Tareas por realizar:
1) En el texto sobre el mito, ¿dónde dijo Octavio Paz que habitaban las creencias?
2) Cita literalmente el tramo del texto sobre el mito que va de "Cierto, la humanidad" a "desmitificar el mito?".

Fragmento del documento:
El MITO ES UN ANIMAL QUE CABALGAMOS Y QUE MISMO TIEMPO NOS CABALGA.
Vayamos primero a una breve explicación del mito. El mito, pues un gran relato que intenta trascender la historia, toda vez que el hombre es el único animal que no soporta grandes dosis de realidad. Pero el mito -al menos el mito que estamos comentando- es también el origen de la discriminación, ya que los dioses de las tribus son las imágenes señeras de la perfección. Y como su Dios es sangre, palabra y camino, no es casual que sus hijos perseveren en seguir “su evangelio”: Y en tal travesía procuran conformar sus mentes y cuerpos a imagen semejanza de esos entes divinos que no soportan a otras divinidades. En este sentido, el mito no sólo crea almas atemporales, crea también cuerpos y rostros sacralizados.
Una vez que se ha mamado la cultura del mito primordial, el maniqueísmo cobra carta de naturaleza, con todas las trágicas consecuencias que han ocurrido en la historia de la humanidad. Este “imprinting” cultural es tan peligroso como resistente, pues no se anida en el pensamiento; su hogar es la región nebulosa de los sentidos y los sentimientos. Octavio Paz afirmó que las creencias –como la exclusión del otro- habitaban en los rincones más profundos de la mente; las ideas, en cambio, eran aves de paso del pensamiento. Para Paz las ideas eran simples humaredas de luz que las nieblas del tiempo devoraban; no así las creencias, cuya persistencia permitía que se conformaran las mentalidades de largo aliento en las sociedades. Freud afirmaría que las creencias anidan en el inconsciente, como una especie de primeras vivencias sepultadas, pero actuantes, en las nieblas de la memoria
CAUSA Y PELIGROCIDAD DEL MITO PRIMORDIAL.
Cierto, la humanidad ha luchado contra los demonios de la exclusión. Producto de esta lucha progresivamente han ido naciendo palabras como integración, tolerancia, respeto a la diferencia, pluralidad, multiculturalismo, democracia y no obstante las Noches de San Bartolomé vuelven por sus días en nuestros días. Y por desgracia hoy estamos más cerca de un choque de civilizaciones: hoy están frente a frente dioses y culturas en un amenazante impasse. La globalización ha acortado la distancia y el distanciamiento que permitía un relativo aislamiento territorial de esas creencias que hoy nos conducen ha convertir a nuestros semejantes en seres tan distintos que merecen ser pasados a cuchillo. ¿Qué hacer para desmitificar el mito?
Aunque la causa de este mito me propongo abordarlo en otra publicación, hoy escribiré sólo algunas pinceladas. La causa de este mito proviene de la fragilidad que nos constituye como seres humanos. Vivimos todos los días, como todos los animales, protegiendo/defendiendo nuestra vida del acoso real o inventado de nuestros enemigos y un día menos frío y nublado volveremos sobre este escabroso tema… Sobre todo tratando de entender el porqué existe una persistente exclusión en Estados Unidos, por ejemplo.

Datos mostrados:
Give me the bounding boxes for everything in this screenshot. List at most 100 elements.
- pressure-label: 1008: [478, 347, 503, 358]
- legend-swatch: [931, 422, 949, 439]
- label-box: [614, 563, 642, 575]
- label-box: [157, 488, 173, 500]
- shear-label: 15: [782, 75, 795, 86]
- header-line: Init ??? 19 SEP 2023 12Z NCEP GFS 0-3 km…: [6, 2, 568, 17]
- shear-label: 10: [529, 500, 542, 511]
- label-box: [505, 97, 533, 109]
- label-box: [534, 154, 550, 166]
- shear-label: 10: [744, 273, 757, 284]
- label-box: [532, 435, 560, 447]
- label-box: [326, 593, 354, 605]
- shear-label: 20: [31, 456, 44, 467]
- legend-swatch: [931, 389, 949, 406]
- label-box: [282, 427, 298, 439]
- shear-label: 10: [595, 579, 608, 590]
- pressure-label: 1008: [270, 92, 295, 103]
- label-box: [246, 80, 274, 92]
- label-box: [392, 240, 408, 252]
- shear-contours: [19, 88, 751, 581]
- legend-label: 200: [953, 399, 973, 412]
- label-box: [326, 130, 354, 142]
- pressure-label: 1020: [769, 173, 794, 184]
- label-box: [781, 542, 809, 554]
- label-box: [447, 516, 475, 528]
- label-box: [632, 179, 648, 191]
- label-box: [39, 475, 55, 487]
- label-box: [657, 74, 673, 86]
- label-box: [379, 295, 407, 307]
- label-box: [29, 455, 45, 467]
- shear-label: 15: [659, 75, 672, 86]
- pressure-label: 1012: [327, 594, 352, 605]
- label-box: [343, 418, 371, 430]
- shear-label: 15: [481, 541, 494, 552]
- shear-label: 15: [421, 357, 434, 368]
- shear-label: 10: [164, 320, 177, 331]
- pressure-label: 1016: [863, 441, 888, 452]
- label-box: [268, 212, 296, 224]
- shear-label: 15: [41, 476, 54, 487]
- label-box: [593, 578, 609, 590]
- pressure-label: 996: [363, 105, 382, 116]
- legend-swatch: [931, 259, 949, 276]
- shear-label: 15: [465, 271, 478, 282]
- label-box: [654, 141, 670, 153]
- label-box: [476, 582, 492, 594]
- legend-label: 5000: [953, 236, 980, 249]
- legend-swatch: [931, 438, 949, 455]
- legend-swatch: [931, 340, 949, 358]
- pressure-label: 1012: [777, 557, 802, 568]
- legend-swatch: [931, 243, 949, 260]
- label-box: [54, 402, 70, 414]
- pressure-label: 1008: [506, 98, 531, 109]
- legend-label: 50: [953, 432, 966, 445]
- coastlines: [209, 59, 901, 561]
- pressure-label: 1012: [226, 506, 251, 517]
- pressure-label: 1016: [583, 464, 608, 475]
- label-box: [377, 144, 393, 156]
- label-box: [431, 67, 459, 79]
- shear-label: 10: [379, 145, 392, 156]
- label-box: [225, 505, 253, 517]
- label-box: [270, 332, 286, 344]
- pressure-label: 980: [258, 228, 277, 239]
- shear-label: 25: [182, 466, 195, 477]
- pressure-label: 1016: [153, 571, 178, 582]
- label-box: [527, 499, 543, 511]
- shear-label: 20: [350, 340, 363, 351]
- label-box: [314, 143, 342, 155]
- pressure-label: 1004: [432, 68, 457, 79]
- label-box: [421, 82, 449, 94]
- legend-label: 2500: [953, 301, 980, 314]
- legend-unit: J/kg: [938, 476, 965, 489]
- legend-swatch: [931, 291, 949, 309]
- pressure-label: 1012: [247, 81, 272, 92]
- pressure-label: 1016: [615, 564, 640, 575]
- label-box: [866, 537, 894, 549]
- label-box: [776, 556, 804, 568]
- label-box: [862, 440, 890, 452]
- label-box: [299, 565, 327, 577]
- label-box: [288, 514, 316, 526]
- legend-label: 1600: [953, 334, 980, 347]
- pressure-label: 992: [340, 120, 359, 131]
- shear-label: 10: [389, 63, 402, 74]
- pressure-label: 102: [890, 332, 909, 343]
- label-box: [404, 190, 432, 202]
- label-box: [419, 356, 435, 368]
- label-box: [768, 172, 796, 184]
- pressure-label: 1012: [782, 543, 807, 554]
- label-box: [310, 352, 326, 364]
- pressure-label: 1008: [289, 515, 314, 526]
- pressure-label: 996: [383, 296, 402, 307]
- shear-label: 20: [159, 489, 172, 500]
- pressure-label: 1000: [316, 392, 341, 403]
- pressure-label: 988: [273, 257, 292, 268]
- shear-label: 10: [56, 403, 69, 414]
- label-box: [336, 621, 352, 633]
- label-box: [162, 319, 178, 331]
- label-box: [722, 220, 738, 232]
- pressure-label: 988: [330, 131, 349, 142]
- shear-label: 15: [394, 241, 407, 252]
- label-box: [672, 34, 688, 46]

Respuestas a tareas:
1) En los rincones más profundos de la mente.

2)
Cierto, la humanidad ha luchado contra los demonios de la exclusión. Producto de esta lucha progresivamente han ido naciendo palabras como integración, tolerancia, respeto a la diferencia, pluralidad, multiculturalismo, democracia y no obstante las Noches de San Bartolomé vuelven por sus días en nuestros días. Y por desgracia hoy estamos más cerca de un choque de civilizaciones: hoy están frente a frente dioses y culturas en un amenazante impasse. La globalización ha acortado la distancia y el distanciamiento que permitía un relativo aislamiento territorial de esas creencias que hoy nos conducen ha convertir a nuestros semejantes en seres tan distintos que merecen ser pasados a cuchillo. ¿Qué hacer para desmitificar el mito?